- _Supplied information_:
## Start

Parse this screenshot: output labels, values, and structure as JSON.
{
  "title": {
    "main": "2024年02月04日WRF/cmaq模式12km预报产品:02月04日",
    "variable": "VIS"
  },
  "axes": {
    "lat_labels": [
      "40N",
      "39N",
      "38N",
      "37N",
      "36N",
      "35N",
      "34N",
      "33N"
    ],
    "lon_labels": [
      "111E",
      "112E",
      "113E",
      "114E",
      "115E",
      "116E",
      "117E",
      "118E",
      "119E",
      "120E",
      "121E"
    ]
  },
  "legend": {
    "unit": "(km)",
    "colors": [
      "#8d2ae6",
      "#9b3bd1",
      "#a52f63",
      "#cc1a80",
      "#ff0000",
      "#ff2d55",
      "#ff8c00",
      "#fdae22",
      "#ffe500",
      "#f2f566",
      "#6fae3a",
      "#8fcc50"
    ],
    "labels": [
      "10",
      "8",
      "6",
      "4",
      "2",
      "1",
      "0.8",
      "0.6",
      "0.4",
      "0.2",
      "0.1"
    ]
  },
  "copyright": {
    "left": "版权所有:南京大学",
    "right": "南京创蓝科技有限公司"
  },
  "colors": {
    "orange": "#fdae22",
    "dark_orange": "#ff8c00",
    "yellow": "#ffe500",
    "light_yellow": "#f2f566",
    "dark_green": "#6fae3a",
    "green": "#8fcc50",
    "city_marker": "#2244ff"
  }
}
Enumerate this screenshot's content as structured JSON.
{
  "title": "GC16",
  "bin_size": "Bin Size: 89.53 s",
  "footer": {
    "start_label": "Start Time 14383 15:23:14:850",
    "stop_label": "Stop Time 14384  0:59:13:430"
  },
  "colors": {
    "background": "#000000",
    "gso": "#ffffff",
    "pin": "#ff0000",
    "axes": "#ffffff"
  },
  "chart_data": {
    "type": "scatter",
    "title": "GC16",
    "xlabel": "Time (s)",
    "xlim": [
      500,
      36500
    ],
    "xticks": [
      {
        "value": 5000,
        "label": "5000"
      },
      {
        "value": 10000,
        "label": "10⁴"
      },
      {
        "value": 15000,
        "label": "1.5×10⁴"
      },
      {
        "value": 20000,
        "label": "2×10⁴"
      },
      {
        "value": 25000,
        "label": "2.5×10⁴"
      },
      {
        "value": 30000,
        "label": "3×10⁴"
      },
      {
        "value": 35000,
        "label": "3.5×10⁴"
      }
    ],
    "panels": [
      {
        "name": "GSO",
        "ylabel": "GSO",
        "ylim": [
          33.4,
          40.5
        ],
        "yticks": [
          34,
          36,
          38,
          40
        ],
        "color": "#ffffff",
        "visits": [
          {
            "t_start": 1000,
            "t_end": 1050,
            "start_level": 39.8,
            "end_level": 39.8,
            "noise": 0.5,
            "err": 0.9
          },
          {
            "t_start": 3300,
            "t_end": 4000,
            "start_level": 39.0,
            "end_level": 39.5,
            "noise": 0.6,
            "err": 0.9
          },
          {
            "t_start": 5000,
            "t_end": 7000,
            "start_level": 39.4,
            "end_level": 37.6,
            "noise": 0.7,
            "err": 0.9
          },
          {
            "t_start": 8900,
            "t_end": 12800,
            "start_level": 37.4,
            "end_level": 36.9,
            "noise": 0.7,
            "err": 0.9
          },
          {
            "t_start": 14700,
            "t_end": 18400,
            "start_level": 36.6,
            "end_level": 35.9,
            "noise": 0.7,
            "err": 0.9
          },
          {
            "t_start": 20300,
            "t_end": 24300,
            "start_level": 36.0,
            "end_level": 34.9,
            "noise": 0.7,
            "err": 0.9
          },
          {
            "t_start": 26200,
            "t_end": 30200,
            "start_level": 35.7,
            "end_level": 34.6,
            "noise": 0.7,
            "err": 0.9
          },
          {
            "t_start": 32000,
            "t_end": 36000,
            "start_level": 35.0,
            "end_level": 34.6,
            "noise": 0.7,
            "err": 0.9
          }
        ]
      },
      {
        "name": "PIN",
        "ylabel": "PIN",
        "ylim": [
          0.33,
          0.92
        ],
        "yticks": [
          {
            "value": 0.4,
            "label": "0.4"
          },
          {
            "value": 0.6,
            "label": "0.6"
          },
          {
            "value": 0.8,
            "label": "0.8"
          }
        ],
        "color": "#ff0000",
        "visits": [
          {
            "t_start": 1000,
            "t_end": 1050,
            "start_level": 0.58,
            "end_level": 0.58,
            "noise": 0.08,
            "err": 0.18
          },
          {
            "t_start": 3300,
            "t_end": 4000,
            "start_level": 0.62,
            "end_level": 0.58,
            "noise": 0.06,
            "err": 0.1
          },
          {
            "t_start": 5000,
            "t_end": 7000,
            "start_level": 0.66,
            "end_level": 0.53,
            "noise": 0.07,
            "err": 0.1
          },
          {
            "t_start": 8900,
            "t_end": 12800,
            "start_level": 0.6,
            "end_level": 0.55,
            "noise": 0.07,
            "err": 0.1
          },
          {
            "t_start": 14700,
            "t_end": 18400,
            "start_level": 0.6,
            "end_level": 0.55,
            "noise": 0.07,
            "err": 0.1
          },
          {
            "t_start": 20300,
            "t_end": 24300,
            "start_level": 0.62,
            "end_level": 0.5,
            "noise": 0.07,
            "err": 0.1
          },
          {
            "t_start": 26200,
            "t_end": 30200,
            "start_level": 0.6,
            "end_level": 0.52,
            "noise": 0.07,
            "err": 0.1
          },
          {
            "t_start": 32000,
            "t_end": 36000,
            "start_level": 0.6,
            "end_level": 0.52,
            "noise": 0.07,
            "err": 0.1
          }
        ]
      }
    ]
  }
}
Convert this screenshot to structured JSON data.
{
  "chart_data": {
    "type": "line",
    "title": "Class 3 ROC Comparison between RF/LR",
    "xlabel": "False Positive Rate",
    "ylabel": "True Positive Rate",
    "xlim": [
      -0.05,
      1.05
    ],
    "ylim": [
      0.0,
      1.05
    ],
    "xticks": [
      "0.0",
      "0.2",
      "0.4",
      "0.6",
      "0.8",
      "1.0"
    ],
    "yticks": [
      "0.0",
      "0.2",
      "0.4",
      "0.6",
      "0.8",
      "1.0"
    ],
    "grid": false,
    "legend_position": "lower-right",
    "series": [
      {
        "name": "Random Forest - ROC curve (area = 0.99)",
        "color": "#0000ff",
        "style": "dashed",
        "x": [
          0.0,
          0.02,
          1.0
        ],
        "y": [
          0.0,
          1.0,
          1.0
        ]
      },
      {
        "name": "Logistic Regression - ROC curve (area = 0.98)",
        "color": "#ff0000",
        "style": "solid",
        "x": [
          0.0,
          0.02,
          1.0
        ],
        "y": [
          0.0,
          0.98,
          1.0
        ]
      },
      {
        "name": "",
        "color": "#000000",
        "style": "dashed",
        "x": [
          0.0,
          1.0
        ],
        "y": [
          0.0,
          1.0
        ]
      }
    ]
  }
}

## End

- _Given task_:
Copy out every entry again, exactly as it was given.

- _Problem solution_:
Parse this screenshot: output labels, values, and structure as JSON.
{
  "title": {
    "main": "2024年02月04日WRF/cmaq模式12km预报产品:02月04日",
    "variable": "VIS"
  },
  "axes": {
    "lat_labels": [
      "40N",
      "39N",
      "38N",
      "37N",
      "36N",
      "35N",
      "34N",
      "33N"
    ],
    "lon_labels": [
      "111E",
      "112E",
      "113E",
      "114E",
      "115E",
      "116E",
      "117E",
      "118E",
      "119E",
      "120E",
      "121E"
    ]
  },
  "legend": {
    "unit": "(km)",
    "colors": [
      "#8d2ae6",
      "#9b3bd1",
      "#a52f63",
      "#cc1a80",
      "#ff0000",
      "#ff2d55",
      "#ff8c00",
      "#fdae22",
      "#ffe500",
      "#f2f566",
      "#6fae3a",
      "#8fcc50"
    ],
    "labels": [
      "10",
      "8",
      "6",
      "4",
      "2",
      "1",
      "0.8",
      "0.6",
      "0.4",
      "0.2",
      "0.1"
    ]
  },
  "copyright": {
    "left": "版权所有:南京大学",
    "right": "南京创蓝科技有限公司"
  },
  "colors": {
    "orange": "#fdae22",
    "dark_orange": "#ff8c00",
    "yellow": "#ffe500",
    "light_yellow": "#f2f566",
    "dark_green": "#6fae3a",
    "green": "#8fcc50",
    "city_marker": "#2244ff"
  }
}
Enumerate this screenshot's content as structured JSON.
{
  "title": "GC16",
  "bin_size": "Bin Size: 89.53 s",
  "footer": {
    "start_label": "Start Time 14383 15:23:14:850",
    "stop_label": "Stop Time 14384  0:59:13:430"
  },
  "colors": {
    "background": "#000000",
    "gso": "#ffffff",
    "pin": "#ff0000",
    "axes": "#ffffff"
  },
  "chart_data": {
    "type": "scatter",
    "title": "GC16",
    "xlabel": "Time (s)",
    "xlim": [
      500,
      36500
    ],
    "xticks": [
      {
        "value": 5000,
        "label": "5000"
      },
      {
        "value": 10000,
        "label": "10⁴"
      },
      {
        "value": 15000,
        "label": "1.5×10⁴"
      },
      {
        "value": 20000,
        "label": "2×10⁴"
      },
      {
        "value": 25000,
        "label": "2.5×10⁴"
      },
      {
        "value": 30000,
        "label": "3×10⁴"
      },
      {
        "value": 35000,
        "label": "3.5×10⁴"
      }
    ],
    "panels": [
      {
        "name": "GSO",
        "ylabel": "GSO",
        "ylim": [
          33.4,
          40.5
        ],
        "yticks": [
          34,
          36,
          38,
          40
        ],
        "color": "#ffffff",
        "visits": [
          {
            "t_start": 1000,
            "t_end": 1050,
            "start_level": 39.8,
            "end_level": 39.8,
            "noise": 0.5,
            "err": 0.9
          },
          {
            "t_start": 3300,
            "t_end": 4000,
            "start_level": 39.0,
            "end_level": 39.5,
            "noise": 0.6,
            "err": 0.9
          },
          {
            "t_start": 5000,
            "t_end": 7000,
            "start_level": 39.4,
            "end_level": 37.6,
            "noise": 0.7,
            "err": 0.9
          },
          {
            "t_start": 8900,
            "t_end": 12800,
            "start_level": 37.4,
            "end_level": 36.9,
            "noise": 0.7,
            "err": 0.9
          },
          {
            "t_start": 14700,
            "t_end": 18400,
            "start_level": 36.6,
            "end_level": 35.9,
            "noise": 0.7,
            "err": 0.9
          },
          {
            "t_start": 20300,
            "t_end": 24300,
            "start_level": 36.0,
            "end_level": 34.9,
            "noise": 0.7,
            "err": 0.9
          },
          {
            "t_start": 26200,
            "t_end": 30200,
            "start_level": 35.7,
            "end_level": 34.6,
            "noise": 0.7,
            "err": 0.9
          },
          {
            "t_start": 32000,
            "t_end": 36000,
            "start_level": 35.0,
            "end_level": 34.6,
            "noise": 0.7,
            "err": 0.9
          }
        ]
      },
      {
        "name": "PIN",
        "ylabel": "PIN",
        "ylim": [
          0.33,
          0.92
        ],
        "yticks": [
          {
            "value": 0.4,
            "label": "0.4"
          },
          {
            "value": 0.6,
            "label": "0.6"
          },
          {
            "value": 0.8,
            "label": "0.8"
          }
        ],
        "color": "#ff0000",
        "visits": [
          {
            "t_start": 1000,
            "t_end": 1050,
            "start_level": 0.58,
            "end_level": 0.58,
            "noise": 0.08,
            "err": 0.18
          },
          {
            "t_start": 3300,
            "t_end": 4000,
            "start_level": 0.62,
            "end_level": 0.58,
            "noise": 0.06,
            "err": 0.1
          },
          {
            "t_start": 5000,
            "t_end": 7000,
            "start_level": 0.66,
            "end_level": 0.53,
            "noise": 0.07,
            "err": 0.1
          },
          {
            "t_start": 8900,
            "t_end": 12800,
            "start_level": 0.6,
            "end_level": 0.55,
            "noise": 0.07,
            "err": 0.1
          },
          {
            "t_start": 14700,
            "t_end": 18400,
            "start_level": 0.6,
            "end_level": 0.55,
            "noise": 0.07,
            "err": 0.1
          },
          {
            "t_start": 20300,
            "t_end": 24300,
            "start_level": 0.62,
            "end_level": 0.5,
            "noise": 0.07,
            "err": 0.1
          },
          {
            "t_start": 26200,
            "t_end": 30200,
            "start_level": 0.6,
            "end_level": 0.52,
            "noise": 0.07,
            "err": 0.1
          },
          {
            "t_start": 32000,
            "t_end": 36000,
            "start_level": 0.6,
            "end_level": 0.52,
            "noise": 0.07,
            "err": 0.1
          }
        ]
      }
    ]
  }
}
Convert this screenshot to structured JSON data.
{
  "chart_data": {
    "type": "line",
    "title": "Class 3 ROC Comparison between RF/LR",
    "xlabel": "False Positive Rate",
    "ylabel": "True Positive Rate",
    "xlim": [
      -0.05,
      1.05
    ],
    "ylim": [
      0.0,
      1.05
    ],
    "xticks": [
      "0.0",
      "0.2",
      "0.4",
      "0.6",
      "0.8",
      "1.0"
    ],
    "yticks": [
      "0.0",
      "0.2",
      "0.4",
      "0.6",
      "0.8",
      "1.0"
    ],
    "grid": false,
    "legend_position": "lower-right",
    "series": [
      {
        "name": "Random Forest - ROC curve (area = 0.99)",
        "color": "#0000ff",
        "style": "dashed",
        "x": [
          0.0,
          0.02,
          1.0
        ],
        "y": [
          0.0,
          1.0,
          1.0
        ]
      },
      {
        "name": "Logistic Regression - ROC curve (area = 0.98)",
        "color": "#ff0000",
        "style": "solid",
        "x": [
          0.0,
          0.02,
          1.0
        ],
        "y": [
          0.0,
          0.98,
          1.0
        ]
      },
      {
        "name": "",
        "color": "#000000",
        "style": "dashed",
        "x": [
          0.0,
          1.0
        ],
        "y": [
          0.0,
          1.0
        ]
      }
    ]
  }
}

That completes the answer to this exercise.